Description of the task: Copy out, from the entries below, each line holding the string "국립중앙의료원".

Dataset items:
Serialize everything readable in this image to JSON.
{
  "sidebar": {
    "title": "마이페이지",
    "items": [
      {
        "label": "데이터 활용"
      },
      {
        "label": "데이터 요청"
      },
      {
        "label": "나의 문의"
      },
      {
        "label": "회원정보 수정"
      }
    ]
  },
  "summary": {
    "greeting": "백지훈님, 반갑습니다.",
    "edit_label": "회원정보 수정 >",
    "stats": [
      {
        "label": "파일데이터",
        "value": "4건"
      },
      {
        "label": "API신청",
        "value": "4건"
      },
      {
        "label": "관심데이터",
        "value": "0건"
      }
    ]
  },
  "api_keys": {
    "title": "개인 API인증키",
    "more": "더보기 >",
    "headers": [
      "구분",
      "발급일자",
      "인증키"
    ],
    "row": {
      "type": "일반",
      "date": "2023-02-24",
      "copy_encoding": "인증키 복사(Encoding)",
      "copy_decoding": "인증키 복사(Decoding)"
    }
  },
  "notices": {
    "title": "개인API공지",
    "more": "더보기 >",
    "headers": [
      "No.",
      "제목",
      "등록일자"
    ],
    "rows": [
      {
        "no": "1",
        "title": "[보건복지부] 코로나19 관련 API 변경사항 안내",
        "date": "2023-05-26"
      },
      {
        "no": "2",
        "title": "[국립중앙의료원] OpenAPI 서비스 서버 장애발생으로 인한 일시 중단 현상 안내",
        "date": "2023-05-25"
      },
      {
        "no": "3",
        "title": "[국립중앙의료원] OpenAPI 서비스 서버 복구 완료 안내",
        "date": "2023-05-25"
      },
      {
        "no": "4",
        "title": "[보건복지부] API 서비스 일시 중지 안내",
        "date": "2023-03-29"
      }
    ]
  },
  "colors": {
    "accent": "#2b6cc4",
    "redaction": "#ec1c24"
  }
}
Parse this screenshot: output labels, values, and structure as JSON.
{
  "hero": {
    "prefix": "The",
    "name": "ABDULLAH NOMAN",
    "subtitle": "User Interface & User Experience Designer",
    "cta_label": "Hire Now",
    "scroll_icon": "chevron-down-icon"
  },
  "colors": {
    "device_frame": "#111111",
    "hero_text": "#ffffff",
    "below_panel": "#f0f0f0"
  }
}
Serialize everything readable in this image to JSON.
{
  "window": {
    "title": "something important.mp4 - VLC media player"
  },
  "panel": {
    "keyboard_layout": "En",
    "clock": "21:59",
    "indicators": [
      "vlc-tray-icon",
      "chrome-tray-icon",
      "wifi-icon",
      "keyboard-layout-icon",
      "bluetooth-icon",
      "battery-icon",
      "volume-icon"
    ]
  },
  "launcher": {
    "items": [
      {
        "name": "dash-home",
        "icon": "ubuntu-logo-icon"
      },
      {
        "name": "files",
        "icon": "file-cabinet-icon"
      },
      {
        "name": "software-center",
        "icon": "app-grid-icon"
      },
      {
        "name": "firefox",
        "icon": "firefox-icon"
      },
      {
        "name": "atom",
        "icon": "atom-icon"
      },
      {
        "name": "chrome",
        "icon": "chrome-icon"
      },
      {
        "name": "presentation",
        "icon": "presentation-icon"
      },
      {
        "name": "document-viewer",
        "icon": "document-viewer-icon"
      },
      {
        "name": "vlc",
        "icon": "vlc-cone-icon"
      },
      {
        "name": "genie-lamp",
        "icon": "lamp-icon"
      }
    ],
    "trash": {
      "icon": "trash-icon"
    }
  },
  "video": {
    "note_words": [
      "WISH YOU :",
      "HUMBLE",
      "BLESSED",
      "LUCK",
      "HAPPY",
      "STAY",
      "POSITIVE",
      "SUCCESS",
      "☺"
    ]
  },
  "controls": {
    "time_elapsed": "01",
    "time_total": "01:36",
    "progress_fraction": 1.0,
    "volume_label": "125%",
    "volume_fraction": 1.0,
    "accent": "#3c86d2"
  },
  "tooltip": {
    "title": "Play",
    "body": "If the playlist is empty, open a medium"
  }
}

Reply to the exercise:
        "title": "[국립중앙의료원] OpenAPI 서비스 서버 장애발생으로 인한 일시 중단 현상 안내",
        "title": "[국립중앙의료원] OpenAPI 서비스 서버 복구 완료 안내",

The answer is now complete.